◆ EXERCISE:
Repeat the listing in full, preserving every character.
— begin RECORDS FOR PROCESSING —
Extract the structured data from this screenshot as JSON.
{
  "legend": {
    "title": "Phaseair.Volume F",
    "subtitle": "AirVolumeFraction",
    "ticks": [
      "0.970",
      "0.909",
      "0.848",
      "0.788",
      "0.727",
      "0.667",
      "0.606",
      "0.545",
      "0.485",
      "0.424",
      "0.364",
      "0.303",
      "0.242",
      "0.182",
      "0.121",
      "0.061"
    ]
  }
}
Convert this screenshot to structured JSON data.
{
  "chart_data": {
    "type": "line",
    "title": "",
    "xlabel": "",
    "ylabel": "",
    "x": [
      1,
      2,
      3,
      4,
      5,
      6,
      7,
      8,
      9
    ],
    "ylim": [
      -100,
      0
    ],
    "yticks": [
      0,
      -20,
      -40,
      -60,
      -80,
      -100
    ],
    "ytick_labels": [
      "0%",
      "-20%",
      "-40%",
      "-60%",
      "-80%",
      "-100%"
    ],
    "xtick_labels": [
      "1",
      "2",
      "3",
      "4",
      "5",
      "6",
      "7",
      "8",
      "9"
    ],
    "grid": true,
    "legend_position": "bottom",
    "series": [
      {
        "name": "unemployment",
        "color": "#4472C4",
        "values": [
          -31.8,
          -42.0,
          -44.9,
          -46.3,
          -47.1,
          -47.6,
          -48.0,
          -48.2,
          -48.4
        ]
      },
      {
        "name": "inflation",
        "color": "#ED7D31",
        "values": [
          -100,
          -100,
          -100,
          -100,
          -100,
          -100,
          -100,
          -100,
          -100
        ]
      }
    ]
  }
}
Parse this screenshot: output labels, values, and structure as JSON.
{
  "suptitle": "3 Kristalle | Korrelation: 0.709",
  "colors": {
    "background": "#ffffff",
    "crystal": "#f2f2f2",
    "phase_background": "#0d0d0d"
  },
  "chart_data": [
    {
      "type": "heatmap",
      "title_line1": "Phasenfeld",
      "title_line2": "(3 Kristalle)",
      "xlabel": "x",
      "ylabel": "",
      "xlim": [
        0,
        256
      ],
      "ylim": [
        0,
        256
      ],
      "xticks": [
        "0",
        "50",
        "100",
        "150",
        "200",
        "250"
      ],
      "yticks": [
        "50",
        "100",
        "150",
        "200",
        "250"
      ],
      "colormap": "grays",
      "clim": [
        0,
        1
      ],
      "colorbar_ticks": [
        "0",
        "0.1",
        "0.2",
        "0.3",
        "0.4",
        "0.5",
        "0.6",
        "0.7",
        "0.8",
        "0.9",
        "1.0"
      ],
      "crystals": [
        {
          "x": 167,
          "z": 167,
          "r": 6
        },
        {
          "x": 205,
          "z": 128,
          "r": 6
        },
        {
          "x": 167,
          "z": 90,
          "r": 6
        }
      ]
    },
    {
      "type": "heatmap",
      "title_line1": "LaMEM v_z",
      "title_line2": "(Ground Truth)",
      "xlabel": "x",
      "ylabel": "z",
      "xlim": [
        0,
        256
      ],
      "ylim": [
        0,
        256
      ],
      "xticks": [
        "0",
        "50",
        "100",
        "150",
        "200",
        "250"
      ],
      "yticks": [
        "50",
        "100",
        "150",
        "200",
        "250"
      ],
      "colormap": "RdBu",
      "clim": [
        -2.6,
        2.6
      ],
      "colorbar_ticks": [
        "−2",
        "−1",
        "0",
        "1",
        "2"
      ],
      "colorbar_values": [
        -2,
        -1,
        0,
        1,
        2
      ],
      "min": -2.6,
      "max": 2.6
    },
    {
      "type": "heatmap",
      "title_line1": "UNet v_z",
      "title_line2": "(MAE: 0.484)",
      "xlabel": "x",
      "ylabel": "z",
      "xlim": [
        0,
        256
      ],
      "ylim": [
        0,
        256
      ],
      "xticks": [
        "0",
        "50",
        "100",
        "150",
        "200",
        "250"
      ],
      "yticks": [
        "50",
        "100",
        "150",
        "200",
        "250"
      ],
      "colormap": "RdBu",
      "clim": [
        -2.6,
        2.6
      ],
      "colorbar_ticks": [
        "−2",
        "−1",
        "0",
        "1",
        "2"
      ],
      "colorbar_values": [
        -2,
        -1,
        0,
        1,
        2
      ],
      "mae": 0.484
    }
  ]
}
— end RECORDS FOR PROCESSING —
◆ RESULT:
Extract the structured data from this screenshot as JSON.
{
  "legend": {
    "title": "Phaseair.Volume F",
    "subtitle": "AirVolumeFraction",
    "ticks": [
      "0.970",
      "0.909",
      "0.848",
      "0.788",
      "0.727",
      "0.667",
      "0.606",
      "0.545",
      "0.485",
      "0.424",
      "0.364",
      "0.303",
      "0.242",
      "0.182",
      "0.121",
      "0.061"
    ]
  }
}
Convert this screenshot to structured JSON data.
{
  "chart_data": {
    "type": "line",
    "title": "",
    "xlabel": "",
    "ylabel": "",
    "x": [
      1,
      2,
      3,
      4,
      5,
      6,
      7,
      8,
      9
    ],
    "ylim": [
      -100,
      0
    ],
    "yticks": [
      0,
      -20,
      -40,
      -60,
      -80,
      -100
    ],
    "ytick_labels": [
      "0%",
      "-20%",
      "-40%",
      "-60%",
      "-80%",
      "-100%"
    ],
    "xtick_labels": [
      "1",
      "2",
      "3",
      "4",
      "5",
      "6",
      "7",
      "8",
      "9"
    ],
    "grid": true,
    "legend_position": "bottom",
    "series": [
      {
        "name": "unemployment",
        "color": "#4472C4",
        "values": [
          -31.8,
          -42.0,
          -44.9,
          -46.3,
          -47.1,
          -47.6,
          -48.0,
          -48.2,
          -48.4
        ]
      },
      {
        "name": "inflation",
        "color": "#ED7D31",
        "values": [
          -100,
          -100,
          -100,
          -100,
          -100,
          -100,
          -100,
          -100,
          -100
        ]
      }
    ]
  }
}
Parse this screenshot: output labels, values, and structure as JSON.
{
  "suptitle": "3 Kristalle | Korrelation: 0.709",
  "colors": {
    "background": "#ffffff",
    "crystal": "#f2f2f2",
    "phase_background": "#0d0d0d"
  },
  "chart_data": [
    {
      "type": "heatmap",
      "title_line1": "Phasenfeld",
      "title_line2": "(3 Kristalle)",
      "xlabel": "x",
      "ylabel": "",
      "xlim": [
        0,
        256
      ],
      "ylim": [
        0,
        256
      ],
      "xticks": [
        "0",
        "50",
        "100",
        "150",
        "200",
        "250"
      ],
      "yticks": [
        "50",
        "100",
        "150",
        "200",
        "250"
      ],
      "colormap": "grays",
      "clim": [
        0,
        1
      ],
      "colorbar_ticks": [
        "0",
        "0.1",
        "0.2",
        "0.3",
        "0.4",
        "0.5",
        "0.6",
        "0.7",
        "0.8",
        "0.9",
        "1.0"
      ],
      "crystals": [
        {
          "x": 167,
          "z": 167,
          "r": 6
        },
        {
          "x": 205,
          "z": 128,
          "r": 6
        },
        {
          "x": 167,
          "z": 90,
          "r": 6
        }
      ]
    },
    {
      "type": "heatmap",
      "title_line1": "LaMEM v_z",
      "title_line2": "(Ground Truth)",
      "xlabel": "x",
      "ylabel": "z",
      "xlim": [
        0,
        256
      ],
      "ylim": [
        0,
        256
      ],
      "xticks": [
        "0",
        "50",
        "100",
        "150",
        "200",
        "250"
      ],
      "yticks": [
        "50",
        "100",
        "150",
        "200",
        "250"
      ],
      "colormap": "RdBu",
      "clim": [
        -2.6,
        2.6
      ],
      "colorbar_ticks": [
        "−2",
        "−1",
        "0",
        "1",
        "2"
      ],
      "colorbar_values": [
        -2,
        -1,
        0,
        1,
        2
      ],
      "min": -2.6,
      "max": 2.6
    },
    {
      "type": "heatmap",
      "title_line1": "UNet v_z",
      "title_line2": "(MAE: 0.484)",
      "xlabel": "x",
      "ylabel": "z",
      "xlim": [
        0,
        256
      ],
      "ylim": [
        0,
        256
      ],
      "xticks": [
        "0",
        "50",
        "100",
        "150",
        "200",
        "250"
      ],
      "yticks": [
        "50",
        "100",
        "150",
        "200",
        "250"
      ],
      "colormap": "RdBu",
      "clim": [
        -2.6,
        2.6
      ],
      "colorbar_ticks": [
        "−2",
        "−1",
        "0",
        "1",
        "2"
      ],
      "colorbar_values": [
        -2,
        -1,
        0,
        1,
        2
      ],
      "mae": 0.484
    }
  ]
}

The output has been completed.